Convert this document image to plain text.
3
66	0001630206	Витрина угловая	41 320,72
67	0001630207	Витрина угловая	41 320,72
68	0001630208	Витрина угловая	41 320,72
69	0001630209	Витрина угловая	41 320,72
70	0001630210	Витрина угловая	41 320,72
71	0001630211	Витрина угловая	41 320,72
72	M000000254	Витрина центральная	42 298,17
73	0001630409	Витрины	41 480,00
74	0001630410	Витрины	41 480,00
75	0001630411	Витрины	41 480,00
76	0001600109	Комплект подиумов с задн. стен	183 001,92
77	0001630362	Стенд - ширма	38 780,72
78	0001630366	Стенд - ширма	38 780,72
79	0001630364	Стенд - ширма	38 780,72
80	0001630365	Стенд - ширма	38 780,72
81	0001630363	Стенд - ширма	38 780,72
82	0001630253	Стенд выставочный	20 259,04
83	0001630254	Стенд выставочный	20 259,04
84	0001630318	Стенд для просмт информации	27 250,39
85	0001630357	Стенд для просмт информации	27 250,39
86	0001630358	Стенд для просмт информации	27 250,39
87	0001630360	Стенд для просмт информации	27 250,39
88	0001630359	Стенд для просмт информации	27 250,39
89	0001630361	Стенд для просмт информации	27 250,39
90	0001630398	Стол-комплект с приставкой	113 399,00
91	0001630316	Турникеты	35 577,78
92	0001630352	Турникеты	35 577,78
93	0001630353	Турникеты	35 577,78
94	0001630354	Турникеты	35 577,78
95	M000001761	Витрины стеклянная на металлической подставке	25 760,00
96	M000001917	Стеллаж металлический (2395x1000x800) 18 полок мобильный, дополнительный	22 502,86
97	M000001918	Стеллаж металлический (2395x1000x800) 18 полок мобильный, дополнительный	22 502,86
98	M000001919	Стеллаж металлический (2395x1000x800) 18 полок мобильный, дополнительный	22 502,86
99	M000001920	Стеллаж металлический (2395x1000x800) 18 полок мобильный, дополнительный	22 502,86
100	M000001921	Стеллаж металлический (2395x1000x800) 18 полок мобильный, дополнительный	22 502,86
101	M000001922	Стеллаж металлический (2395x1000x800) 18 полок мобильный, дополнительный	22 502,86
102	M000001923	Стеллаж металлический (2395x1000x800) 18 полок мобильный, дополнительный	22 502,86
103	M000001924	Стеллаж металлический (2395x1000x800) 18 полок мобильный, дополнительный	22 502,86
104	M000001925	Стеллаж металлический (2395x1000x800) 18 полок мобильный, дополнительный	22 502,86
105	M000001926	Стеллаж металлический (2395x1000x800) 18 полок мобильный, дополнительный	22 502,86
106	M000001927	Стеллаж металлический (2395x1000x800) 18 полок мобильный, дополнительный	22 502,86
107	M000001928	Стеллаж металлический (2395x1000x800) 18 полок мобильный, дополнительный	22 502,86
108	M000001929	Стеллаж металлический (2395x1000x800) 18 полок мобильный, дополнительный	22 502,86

□ □ □

**GIVEN TASK:** Copy all data exactly, start to finish.

**RESPONSE BELOW:**
Convert this document image to plain text.
3
66	0001630206	Витрина угловая	41 320,72
67	0001630207	Витрина угловая	41 320,72
68	0001630208	Витрина угловая	41 320,72
69	0001630209	Витрина угловая	41 320,72
70	0001630210	Витрина угловая	41 320,72
71	0001630211	Витрина угловая	41 320,72
72	M000000254	Витрина центральная	42 298,17
73	0001630409	Витрины	41 480,00
74	0001630410	Витрины	41 480,00
75	0001630411	Витрины	41 480,00
76	0001600109	Комплект подиумов с задн. стен	183 001,92
77	0001630362	Стенд - ширма	38 780,72
78	0001630366	Стенд - ширма	38 780,72
79	0001630364	Стенд - ширма	38 780,72
80	0001630365	Стенд - ширма	38 780,72
81	0001630363	Стенд - ширма	38 780,72
82	0001630253	Стенд выставочный	20 259,04
83	0001630254	Стенд выставочный	20 259,04
84	0001630318	Стенд для просмт информации	27 250,39
85	0001630357	Стенд для просмт информации	27 250,39
86	0001630358	Стенд для просмт информации	27 250,39
87	0001630360	Стенд для просмт информации	27 250,39
88	0001630359	Стенд для просмт информации	27 250,39
89	0001630361	Стенд для просмт информации	27 250,39
90	0001630398	Стол-комплект с приставкой	113 399,00
91	0001630316	Турникеты	35 577,78
92	0001630352	Турникеты	35 577,78
93	0001630353	Турникеты	35 577,78
94	0001630354	Турникеты	35 577,78
95	M000001761	Витрины стеклянная на металлической подставке	25 760,00
96	M000001917	Стеллаж металлический (2395x1000x800) 18 полок мобильный, дополнительный	22 502,86
97	M000001918	Стеллаж металлический (2395x1000x800) 18 полок мобильный, дополнительный	22 502,86
98	M000001919	Стеллаж металлический (2395x1000x800) 18 полок мобильный, дополнительный	22 502,86
99	M000001920	Стеллаж металлический (2395x1000x800) 18 полок мобильный, дополнительный	22 502,86
100	M000001921	Стеллаж металлический (2395x1000x800) 18 полок мобильный, дополнительный	22 502,86
101	M000001922	Стеллаж металлический (2395x1000x800) 18 полок мобильный, дополнительный	22 502,86
102	M000001923	Стеллаж металлический (2395x1000x800) 18 полок мобильный, дополнительный	22 502,86
103	M000001924	Стеллаж металлический (2395x1000x800) 18 полок мобильный, дополнительный	22 502,86
104	M000001925	Стеллаж металлический (2395x1000x800) 18 полок мобильный, дополнительный	22 502,86
105	M000001926	Стеллаж металлический (2395x1000x800) 18 полок мобильный, дополнительный	22 502,86
106	M000001927	Стеллаж металлический (2395x1000x800) 18 полок мобильный, дополнительный	22 502,86
107	M000001928	Стеллаж металлический (2395x1000x800) 18 полок мобильный, дополнительный	22 502,86
108	M000001929	Стеллаж металлический (2395x1000x800) 18 полок мобильный, дополнительный	22 502,86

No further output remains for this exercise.